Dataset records

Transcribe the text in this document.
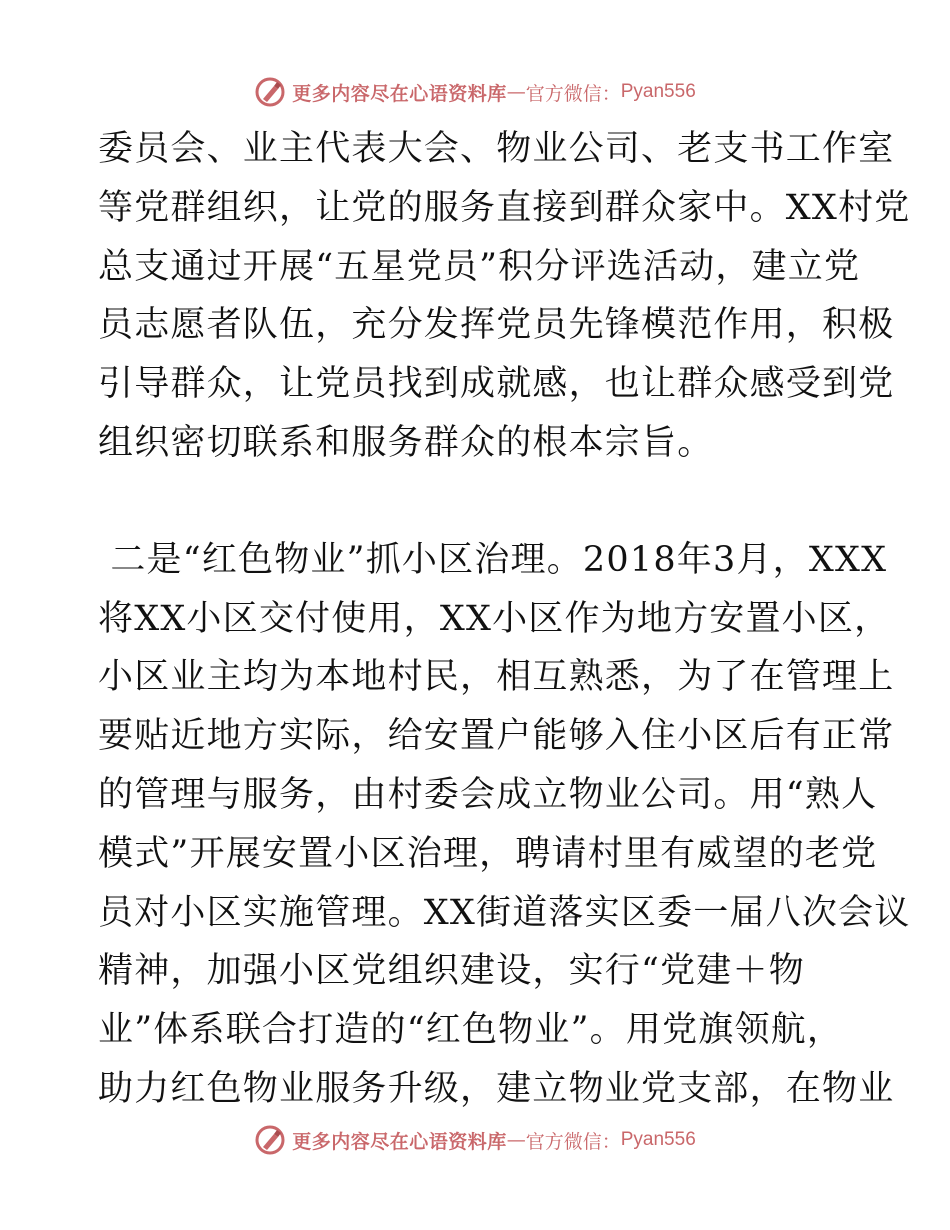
更多内容尽在心语资料库 — 官方微信： Pyan556
委员会、业主代表大会、物业公司、老支书工作室
等党群组织，让党的服务直接到群众家中。XX村党
总支通过开展“五星党员”积分评选活动，建立党
员志愿者队伍，充分发挥党员先锋模范作用，积极
引导群众，让党员找到成就感，也让群众感受到党
组织密切联系和服务群众的根本宗旨。
二是“红色物业”抓小区治理。2018年3月，XXX
将XX小区交付使用，XX小区作为地方安置小区，
小区业主均为本地村民，相互熟悉，为了在管理上
要贴近地方实际，给安置户能够入住小区后有正常
的管理与服务，由村委会成立物业公司。用“熟人
模式”开展安置小区治理，聘请村里有威望的老党
员对小区实施管理。XX街道落实区委一届八次会议
精神，加强小区党组织建设，实行“党建＋物
业”体系联合打造的“红色物业”。用党旗领航，
助力红色物业服务升级，建立物业党支部，在物业
更多内容尽在心语资料库 — 官方微信： Pyan556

> **EXERCISE DESCRIPTION**
Transcribe the records word for word and include no pictures.

> **FINISHED ANSWER**
Transcribe the text in this document.
更多内容尽在心语资料库 — 官方微信： Pyan556
委员会、业主代表大会、物业公司、老支书工作室
等党群组织，让党的服务直接到群众家中。XX村党
总支通过开展“五星党员”积分评选活动，建立党
员志愿者队伍，充分发挥党员先锋模范作用，积极
引导群众，让党员找到成就感，也让群众感受到党
组织密切联系和服务群众的根本宗旨。
二是“红色物业”抓小区治理。2018年3月，XXX
将XX小区交付使用，XX小区作为地方安置小区，
小区业主均为本地村民，相互熟悉，为了在管理上
要贴近地方实际，给安置户能够入住小区后有正常
的管理与服务，由村委会成立物业公司。用“熟人
模式”开展安置小区治理，聘请村里有威望的老党
员对小区实施管理。XX街道落实区委一届八次会议
精神，加强小区党组织建设，实行“党建＋物
业”体系联合打造的“红色物业”。用党旗领航，
助力红色物业服务升级，建立物业党支部，在物业
更多内容尽在心语资料库 — 官方微信： Pyan556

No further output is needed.